## What the task requires
Take the part that opens with the line containing "section-board: Board — [0, 279, 155, 307]" and closes with the line containing "more-icon[interactable]: ⋯ — [313, 160, 327, 176]", and reproduce only those lines, changing "Expedite" to "Urgent" and keeping all else the same.

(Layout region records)
━━━━━━━━━━━━━━━━━━━━━━━━━━━━━━

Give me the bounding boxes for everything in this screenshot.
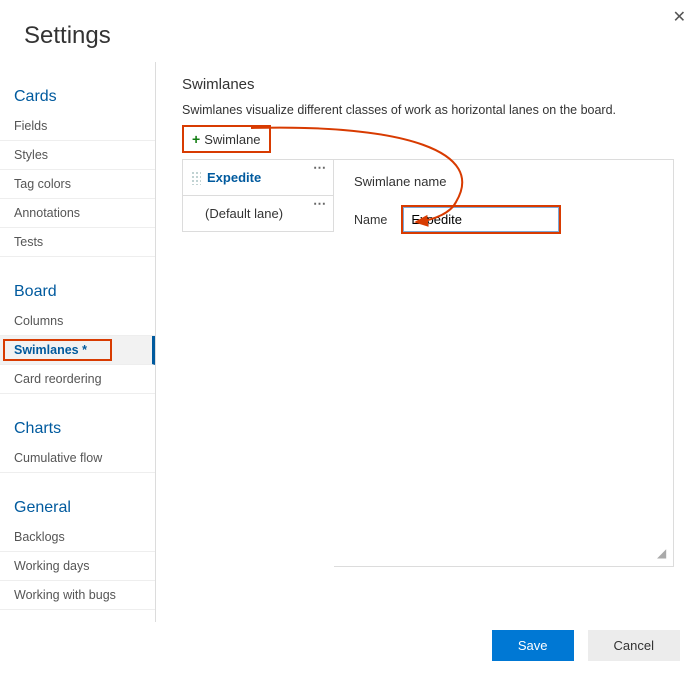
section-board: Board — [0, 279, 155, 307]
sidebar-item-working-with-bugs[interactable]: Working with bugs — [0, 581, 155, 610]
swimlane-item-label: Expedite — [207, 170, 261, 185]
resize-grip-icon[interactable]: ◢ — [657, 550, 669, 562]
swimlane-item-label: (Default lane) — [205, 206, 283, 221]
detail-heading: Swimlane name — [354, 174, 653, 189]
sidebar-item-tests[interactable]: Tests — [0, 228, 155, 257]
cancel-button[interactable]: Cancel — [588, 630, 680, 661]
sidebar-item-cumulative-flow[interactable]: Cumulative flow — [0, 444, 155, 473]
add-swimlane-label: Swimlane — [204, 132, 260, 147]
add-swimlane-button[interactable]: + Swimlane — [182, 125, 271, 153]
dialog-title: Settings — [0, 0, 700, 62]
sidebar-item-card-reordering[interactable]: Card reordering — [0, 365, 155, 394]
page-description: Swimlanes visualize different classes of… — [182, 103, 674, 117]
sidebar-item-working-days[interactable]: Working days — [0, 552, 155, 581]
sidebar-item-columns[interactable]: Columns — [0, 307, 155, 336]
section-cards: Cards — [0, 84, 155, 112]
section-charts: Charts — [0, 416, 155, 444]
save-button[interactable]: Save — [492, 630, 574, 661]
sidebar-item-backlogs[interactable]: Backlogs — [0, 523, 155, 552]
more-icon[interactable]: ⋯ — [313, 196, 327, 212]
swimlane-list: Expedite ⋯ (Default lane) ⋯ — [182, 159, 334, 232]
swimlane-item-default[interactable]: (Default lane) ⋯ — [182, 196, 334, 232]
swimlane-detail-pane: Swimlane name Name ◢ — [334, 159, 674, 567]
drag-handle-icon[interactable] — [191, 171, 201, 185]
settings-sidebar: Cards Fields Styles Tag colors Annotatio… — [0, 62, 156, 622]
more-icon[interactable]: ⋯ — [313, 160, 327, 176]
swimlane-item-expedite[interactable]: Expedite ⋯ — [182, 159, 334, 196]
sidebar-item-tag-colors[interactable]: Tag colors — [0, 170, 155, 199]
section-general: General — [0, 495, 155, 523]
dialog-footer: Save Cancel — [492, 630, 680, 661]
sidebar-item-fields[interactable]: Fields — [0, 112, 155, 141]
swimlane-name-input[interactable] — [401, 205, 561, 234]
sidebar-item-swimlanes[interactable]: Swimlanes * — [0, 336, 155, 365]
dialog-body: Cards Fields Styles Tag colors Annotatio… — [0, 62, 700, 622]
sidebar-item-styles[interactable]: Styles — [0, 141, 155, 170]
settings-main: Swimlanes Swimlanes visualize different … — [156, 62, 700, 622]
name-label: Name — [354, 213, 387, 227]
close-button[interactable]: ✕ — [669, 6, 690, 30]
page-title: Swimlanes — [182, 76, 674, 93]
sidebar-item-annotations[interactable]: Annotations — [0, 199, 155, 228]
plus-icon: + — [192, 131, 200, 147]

━━━━━━━━━━━━━━━━━━━━━━━━━━━━━━

## Response to the task
section-board: Board — [0, 279, 155, 307]
sidebar-item-working-with-bugs[interactable]: Working with bugs — [0, 581, 155, 610]
swimlane-item-label: Urgent — [207, 170, 261, 185]
resize-grip-icon[interactable]: ◢ — [657, 550, 669, 562]
swimlane-item-label: (Default lane) — [205, 206, 283, 221]
detail-heading: Swimlane name — [354, 174, 653, 189]
sidebar-item-tests[interactable]: Tests — [0, 228, 155, 257]
cancel-button[interactable]: Cancel — [588, 630, 680, 661]
sidebar-item-cumulative-flow[interactable]: Cumulative flow — [0, 444, 155, 473]
add-swimlane-label: Swimlane — [204, 132, 260, 147]
add-swimlane-button[interactable]: + Swimlane — [182, 125, 271, 153]
dialog-title: Settings — [0, 0, 700, 62]
sidebar-item-card-reordering[interactable]: Card reordering — [0, 365, 155, 394]
page-description: Swimlanes visualize different classes of… — [182, 103, 674, 117]
sidebar-item-working-days[interactable]: Working days — [0, 552, 155, 581]
sidebar-item-columns[interactable]: Columns — [0, 307, 155, 336]
section-cards: Cards — [0, 84, 155, 112]
section-charts: Charts — [0, 416, 155, 444]
save-button[interactable]: Save — [492, 630, 574, 661]
sidebar-item-backlogs[interactable]: Backlogs — [0, 523, 155, 552]
more-icon[interactable]: ⋯ — [313, 196, 327, 212]
swimlane-list: Urgent ⋯ (Default lane) ⋯ — [182, 159, 334, 232]
swimlane-item-default[interactable]: (Default lane) ⋯ — [182, 196, 334, 232]
swimlane-detail-pane: Swimlane name Name ◢ — [334, 159, 674, 567]
drag-handle-icon[interactable] — [191, 171, 201, 185]
settings-sidebar: Cards Fields Styles Tag colors Annotatio… — [0, 62, 156, 622]
more-icon[interactable]: ⋯ — [313, 160, 327, 176]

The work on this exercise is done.